Repeat the records exactly. Every line must match.

* [Figure data in JSON]:
########
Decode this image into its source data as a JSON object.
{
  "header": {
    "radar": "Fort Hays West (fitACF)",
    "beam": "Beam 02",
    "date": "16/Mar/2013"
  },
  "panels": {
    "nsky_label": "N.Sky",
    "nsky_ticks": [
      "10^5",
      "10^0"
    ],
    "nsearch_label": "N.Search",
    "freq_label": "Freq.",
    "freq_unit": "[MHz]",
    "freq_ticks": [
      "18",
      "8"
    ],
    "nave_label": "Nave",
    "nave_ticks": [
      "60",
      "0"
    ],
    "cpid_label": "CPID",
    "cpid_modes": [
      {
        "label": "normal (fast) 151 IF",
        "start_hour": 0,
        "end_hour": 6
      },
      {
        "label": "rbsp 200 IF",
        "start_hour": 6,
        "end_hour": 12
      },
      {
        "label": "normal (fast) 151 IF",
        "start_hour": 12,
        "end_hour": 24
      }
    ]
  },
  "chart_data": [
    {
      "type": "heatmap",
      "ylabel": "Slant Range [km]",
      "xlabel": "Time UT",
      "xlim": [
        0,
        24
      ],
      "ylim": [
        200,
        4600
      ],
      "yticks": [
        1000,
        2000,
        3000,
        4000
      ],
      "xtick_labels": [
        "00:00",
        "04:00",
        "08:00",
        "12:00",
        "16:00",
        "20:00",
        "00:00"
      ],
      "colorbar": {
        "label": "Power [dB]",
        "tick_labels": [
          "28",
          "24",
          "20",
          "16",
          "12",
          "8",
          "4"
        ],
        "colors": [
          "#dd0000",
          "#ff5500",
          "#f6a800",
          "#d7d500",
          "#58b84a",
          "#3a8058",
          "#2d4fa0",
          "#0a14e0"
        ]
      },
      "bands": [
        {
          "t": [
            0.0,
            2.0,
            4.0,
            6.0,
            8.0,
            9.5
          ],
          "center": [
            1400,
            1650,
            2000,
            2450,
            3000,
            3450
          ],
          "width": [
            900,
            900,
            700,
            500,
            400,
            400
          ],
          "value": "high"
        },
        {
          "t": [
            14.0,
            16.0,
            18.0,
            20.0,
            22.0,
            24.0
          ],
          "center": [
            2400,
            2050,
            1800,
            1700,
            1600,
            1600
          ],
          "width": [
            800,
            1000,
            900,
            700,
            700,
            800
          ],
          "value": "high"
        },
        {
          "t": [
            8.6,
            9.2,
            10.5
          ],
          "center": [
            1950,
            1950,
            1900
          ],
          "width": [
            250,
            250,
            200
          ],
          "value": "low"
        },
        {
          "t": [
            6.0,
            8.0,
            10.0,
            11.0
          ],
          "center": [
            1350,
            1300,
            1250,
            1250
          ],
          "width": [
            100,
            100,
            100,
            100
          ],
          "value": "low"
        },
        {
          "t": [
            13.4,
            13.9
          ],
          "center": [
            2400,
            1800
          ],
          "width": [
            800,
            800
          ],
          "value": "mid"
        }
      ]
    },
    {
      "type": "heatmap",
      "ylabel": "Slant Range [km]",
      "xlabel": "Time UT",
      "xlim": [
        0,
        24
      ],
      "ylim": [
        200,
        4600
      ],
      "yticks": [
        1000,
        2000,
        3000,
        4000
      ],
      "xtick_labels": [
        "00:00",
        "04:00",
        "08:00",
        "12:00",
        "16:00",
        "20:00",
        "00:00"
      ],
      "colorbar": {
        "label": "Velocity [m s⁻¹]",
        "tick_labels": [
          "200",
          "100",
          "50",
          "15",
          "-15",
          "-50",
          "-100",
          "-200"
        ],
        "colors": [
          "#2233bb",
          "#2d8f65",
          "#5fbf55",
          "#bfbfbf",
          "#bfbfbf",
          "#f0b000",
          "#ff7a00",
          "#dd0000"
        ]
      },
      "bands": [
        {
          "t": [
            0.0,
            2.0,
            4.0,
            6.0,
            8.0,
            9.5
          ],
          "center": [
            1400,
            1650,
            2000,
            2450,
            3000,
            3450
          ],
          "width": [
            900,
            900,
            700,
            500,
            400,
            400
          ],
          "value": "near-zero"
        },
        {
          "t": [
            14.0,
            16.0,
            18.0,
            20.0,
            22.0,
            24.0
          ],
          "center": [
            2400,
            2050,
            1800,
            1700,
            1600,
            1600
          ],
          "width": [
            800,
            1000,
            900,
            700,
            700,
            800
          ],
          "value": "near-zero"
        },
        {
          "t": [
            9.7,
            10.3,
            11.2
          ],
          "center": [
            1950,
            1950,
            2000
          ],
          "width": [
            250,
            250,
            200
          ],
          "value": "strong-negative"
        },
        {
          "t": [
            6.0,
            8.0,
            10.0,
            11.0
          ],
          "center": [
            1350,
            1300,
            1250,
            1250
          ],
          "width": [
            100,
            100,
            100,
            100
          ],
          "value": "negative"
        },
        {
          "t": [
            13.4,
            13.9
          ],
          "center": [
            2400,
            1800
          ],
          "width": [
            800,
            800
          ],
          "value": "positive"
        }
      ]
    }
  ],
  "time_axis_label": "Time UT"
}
########
* [SOLUTION FOR THIS TASK]:
Decode this image into its source data as a JSON object.
{
  "header": {
    "radar": "Fort Hays West (fitACF)",
    "beam": "Beam 02",
    "date": "16/Mar/2013"
  },
  "panels": {
    "nsky_label": "N.Sky",
    "nsky_ticks": [
      "10^5",
      "10^0"
    ],
    "nsearch_label": "N.Search",
    "freq_label": "Freq.",
    "freq_unit": "[MHz]",
    "freq_ticks": [
      "18",
      "8"
    ],
    "nave_label": "Nave",
    "nave_ticks": [
      "60",
      "0"
    ],
    "cpid_label": "CPID",
    "cpid_modes": [
      {
        "label": "normal (fast) 151 IF",
        "start_hour": 0,
        "end_hour": 6
      },
      {
        "label": "rbsp 200 IF",
        "start_hour": 6,
        "end_hour": 12
      },
      {
        "label": "normal (fast) 151 IF",
        "start_hour": 12,
        "end_hour": 24
      }
    ]
  },
  "chart_data": [
    {
      "type": "heatmap",
      "ylabel": "Slant Range [km]",
      "xlabel": "Time UT",
      "xlim": [
        0,
        24
      ],
      "ylim": [
        200,
        4600
      ],
      "yticks": [
        1000,
        2000,
        3000,
        4000
      ],
      "xtick_labels": [
        "00:00",
        "04:00",
        "08:00",
        "12:00",
        "16:00",
        "20:00",
        "00:00"
      ],
      "colorbar": {
        "label": "Power [dB]",
        "tick_labels": [
          "28",
          "24",
          "20",
          "16",
          "12",
          "8",
          "4"
        ],
        "colors": [
          "#dd0000",
          "#ff5500",
          "#f6a800",
          "#d7d500",
          "#58b84a",
          "#3a8058",
          "#2d4fa0",
          "#0a14e0"
        ]
      },
      "bands": [
        {
          "t": [
            0.0,
            2.0,
            4.0,
            6.0,
            8.0,
            9.5
          ],
          "center": [
            1400,
            1650,
            2000,
            2450,
            3000,
            3450
          ],
          "width": [
            900,
            900,
            700,
            500,
            400,
            400
          ],
          "value": "high"
        },
        {
          "t": [
            14.0,
            16.0,
            18.0,
            20.0,
            22.0,
            24.0
          ],
          "center": [
            2400,
            2050,
            1800,
            1700,
            1600,
            1600
          ],
          "width": [
            800,
            1000,
            900,
            700,
            700,
            800
          ],
          "value": "high"
        },
        {
          "t": [
            8.6,
            9.2,
            10.5
          ],
          "center": [
            1950,
            1950,
            1900
          ],
          "width": [
            250,
            250,
            200
          ],
          "value": "low"
        },
        {
          "t": [
            6.0,
            8.0,
            10.0,
            11.0
          ],
          "center": [
            1350,
            1300,
            1250,
            1250
          ],
          "width": [
            100,
            100,
            100,
            100
          ],
          "value": "low"
        },
        {
          "t": [
            13.4,
            13.9
          ],
          "center": [
            2400,
            1800
          ],
          "width": [
            800,
            800
          ],
          "value": "mid"
        }
      ]
    },
    {
      "type": "heatmap",
      "ylabel": "Slant Range [km]",
      "xlabel": "Time UT",
      "xlim": [
        0,
        24
      ],
      "ylim": [
        200,
        4600
      ],
      "yticks": [
        1000,
        2000,
        3000,
        4000
      ],
      "xtick_labels": [
        "00:00",
        "04:00",
        "08:00",
        "12:00",
        "16:00",
        "20:00",
        "00:00"
      ],
      "colorbar": {
        "label": "Velocity [m s⁻¹]",
        "tick_labels": [
          "200",
          "100",
          "50",
          "15",
          "-15",
          "-50",
          "-100",
          "-200"
        ],
        "colors": [
          "#2233bb",
          "#2d8f65",
          "#5fbf55",
          "#bfbfbf",
          "#bfbfbf",
          "#f0b000",
          "#ff7a00",
          "#dd0000"
        ]
      },
      "bands": [
        {
          "t": [
            0.0,
            2.0,
            4.0,
            6.0,
            8.0,
            9.5
          ],
          "center": [
            1400,
            1650,
            2000,
            2450,
            3000,
            3450
          ],
          "width": [
            900,
            900,
            700,
            500,
            400,
            400
          ],
          "value": "near-zero"
        },
        {
          "t": [
            14.0,
            16.0,
            18.0,
            20.0,
            22.0,
            24.0
          ],
          "center": [
            2400,
            2050,
            1800,
            1700,
            1600,
            1600
          ],
          "width": [
            800,
            1000,
            900,
            700,
            700,
            800
          ],
          "value": "near-zero"
        },
        {
          "t": [
            9.7,
            10.3,
            11.2
          ],
          "center": [
            1950,
            1950,
            2000
          ],
          "width": [
            250,
            250,
            200
          ],
          "value": "strong-negative"
        },
        {
          "t": [
            6.0,
            8.0,
            10.0,
            11.0
          ],
          "center": [
            1350,
            1300,
            1250,
            1250
          ],
          "width": [
            100,
            100,
            100,
            100
          ],
          "value": "negative"
        },
        {
          "t": [
            13.4,
            13.9
          ],
          "center": [
            2400,
            1800
          ],
          "width": [
            800,
            800
          ],
          "value": "positive"
        }
      ]
    }
  ],
  "time_axis_label": "Time UT"
}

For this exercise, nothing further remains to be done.